-------- Entries shown --------

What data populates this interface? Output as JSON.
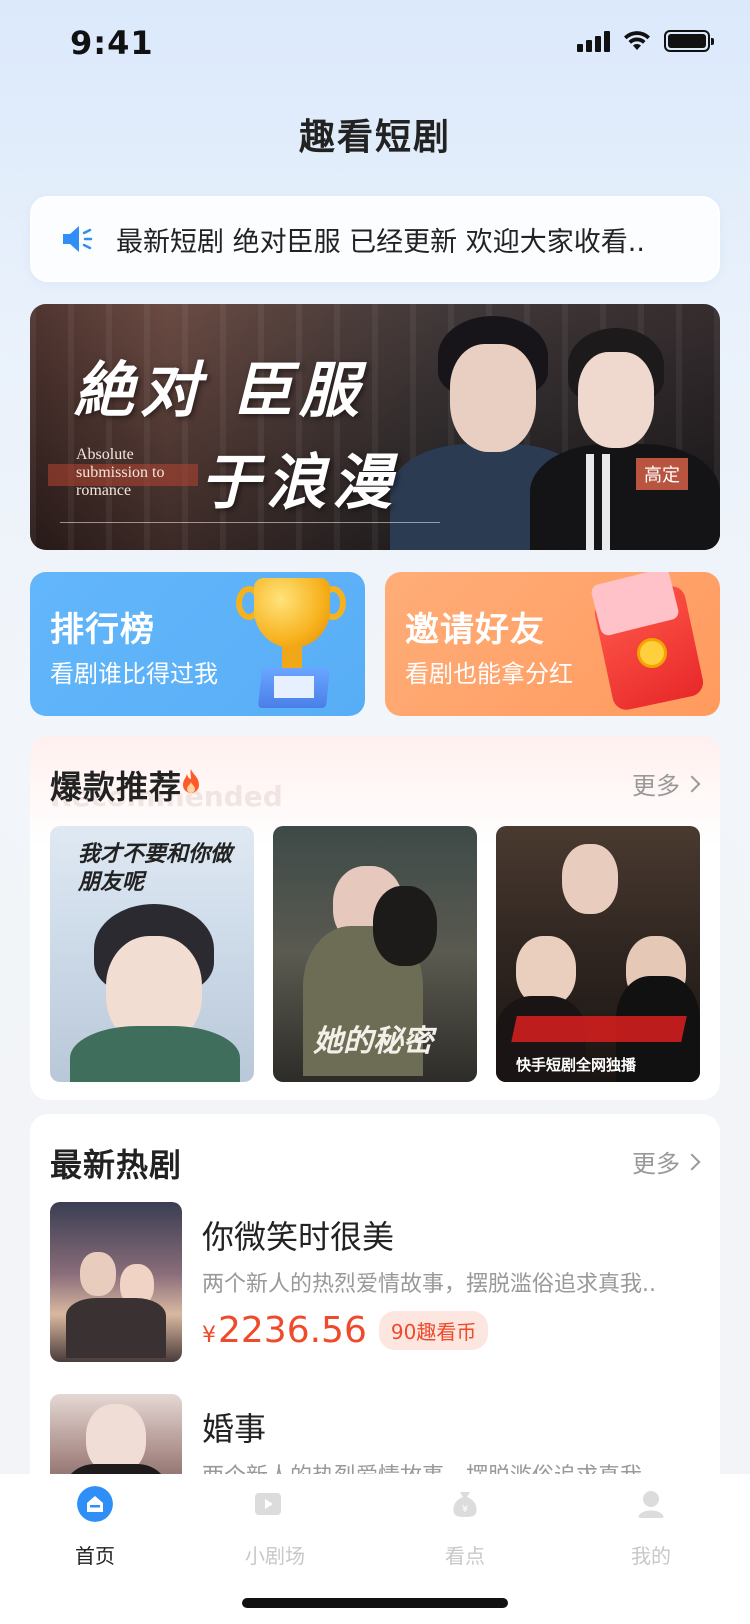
{
  "status": {
    "time": "9:41"
  },
  "header": {
    "title": "趣看短剧"
  },
  "notice": {
    "icon": "speaker-icon",
    "text": "最新短剧 绝对臣服 已经更新 欢迎大家收看.."
  },
  "banner": {
    "title_line1": "絶对 臣服",
    "title_line2": "于浪漫",
    "english": "Absolute submission to romance",
    "tag": "高定"
  },
  "entries": [
    {
      "title": "排行榜",
      "subtitle": "看剧谁比得过我",
      "icon": "trophy-icon",
      "color": "#5fb3fa"
    },
    {
      "title": "邀请好友",
      "subtitle": "看剧也能拿分红",
      "icon": "red-envelope-icon",
      "color": "#ffa46b"
    }
  ],
  "hot": {
    "title": "爆款推荐",
    "watermark": "Recommended",
    "more_label": "更多",
    "posters": [
      {
        "caption": "我才不要和你做朋友呢"
      },
      {
        "caption": "她的秘密"
      },
      {
        "caption": "快手短剧全网独播"
      }
    ]
  },
  "latest": {
    "title": "最新热剧",
    "more_label": "更多",
    "items": [
      {
        "name": "你微笑时很美",
        "desc": "两个新人的热烈爱情故事，摆脱滥俗追求真我..",
        "price_symbol": "¥",
        "price": "2236.56",
        "coins": "90趣看币"
      },
      {
        "name": "婚事",
        "desc": "两个新人的热烈爱情故事，摆脱滥俗追求真我.."
      }
    ]
  },
  "tabbar": {
    "tabs": [
      {
        "label": "首页",
        "icon": "home-icon",
        "active": true
      },
      {
        "label": "小剧场",
        "icon": "video-icon",
        "active": false
      },
      {
        "label": "看点",
        "icon": "money-bag-icon",
        "active": false
      },
      {
        "label": "我的",
        "icon": "profile-icon",
        "active": false
      }
    ]
  },
  "colors": {
    "accent": "#2f8ff6",
    "price": "#ef4a2c"
  }
}
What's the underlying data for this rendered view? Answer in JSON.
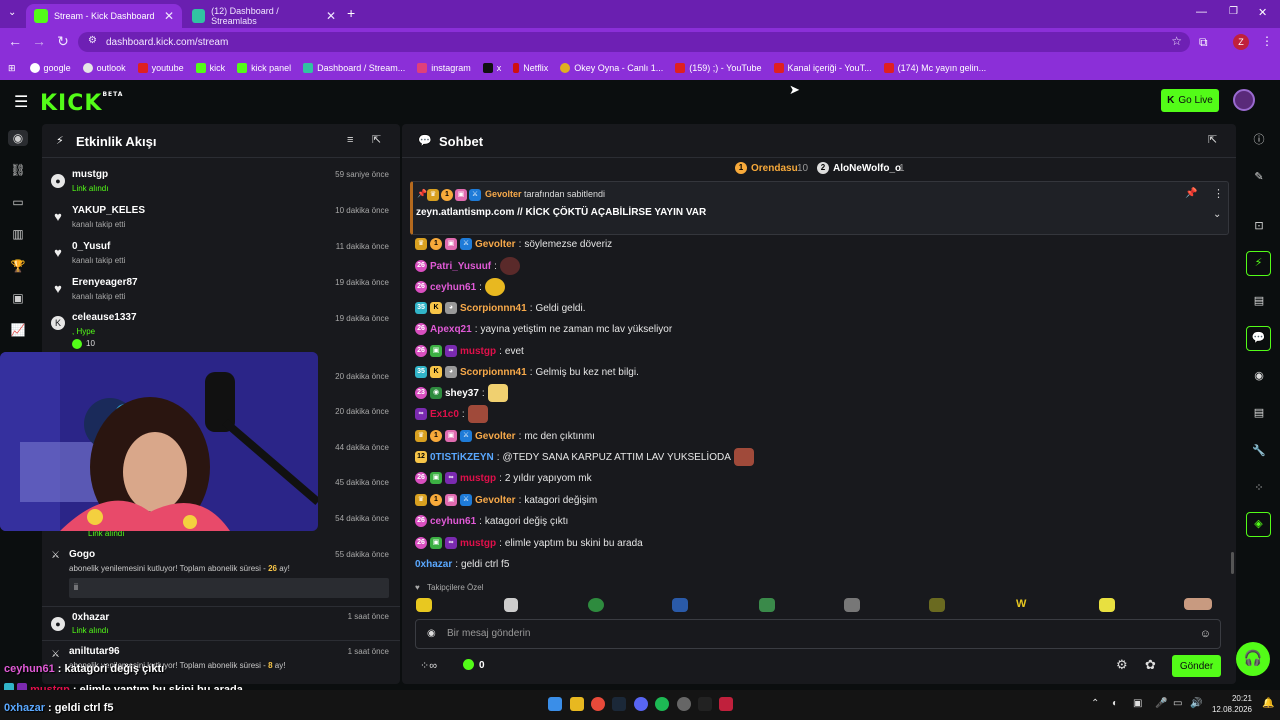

--------

* **Your instructions**: Leave out the pictures and retype every line above exactly.

* **Task response**:
What data populates this interface? Output as JSON.
{
  "status": {
    "time": "9:41"
  },
  "header": {
    "title": "趣看短剧"
  },
  "notice": {
    "icon": "speaker-icon",
    "text": "最新短剧 绝对臣服 已经更新 欢迎大家收看.."
  },
  "banner": {
    "title_line1": "絶对 臣服",
    "title_line2": "于浪漫",
    "english": "Absolute submission to romance",
    "tag": "高定"
  },
  "entries": [
    {
      "title": "排行榜",
      "subtitle": "看剧谁比得过我",
      "icon": "trophy-icon",
      "color": "#5fb3fa"
    },
    {
      "title": "邀请好友",
      "subtitle": "看剧也能拿分红",
      "icon": "red-envelope-icon",
      "color": "#ffa46b"
    }
  ],
  "hot": {
    "title": "爆款推荐",
    "watermark": "Recommended",
    "more_label": "更多",
    "posters": [
      {
        "caption": "我才不要和你做朋友呢"
      },
      {
        "caption": "她的秘密"
      },
      {
        "caption": "快手短剧全网独播"
      }
    ]
  },
  "latest": {
    "title": "最新热剧",
    "more_label": "更多",
    "items": [
      {
        "name": "你微笑时很美",
        "desc": "两个新人的热烈爱情故事，摆脱滥俗追求真我..",
        "price_symbol": "¥",
        "price": "2236.56",
        "coins": "90趣看币"
      },
      {
        "name": "婚事",
        "desc": "两个新人的热烈爱情故事，摆脱滥俗追求真我.."
      }
    ]
  },
  "tabbar": {
    "tabs": [
      {
        "label": "首页",
        "icon": "home-icon",
        "active": true
      },
      {
        "label": "小剧场",
        "icon": "video-icon",
        "active": false
      },
      {
        "label": "看点",
        "icon": "money-bag-icon",
        "active": false
      },
      {
        "label": "我的",
        "icon": "profile-icon",
        "active": false
      }
    ]
  },
  "colors": {
    "accent": "#2f8ff6",
    "price": "#ef4a2c"
  }
}
What's the underlying data for this rendered view? Answer in JSON.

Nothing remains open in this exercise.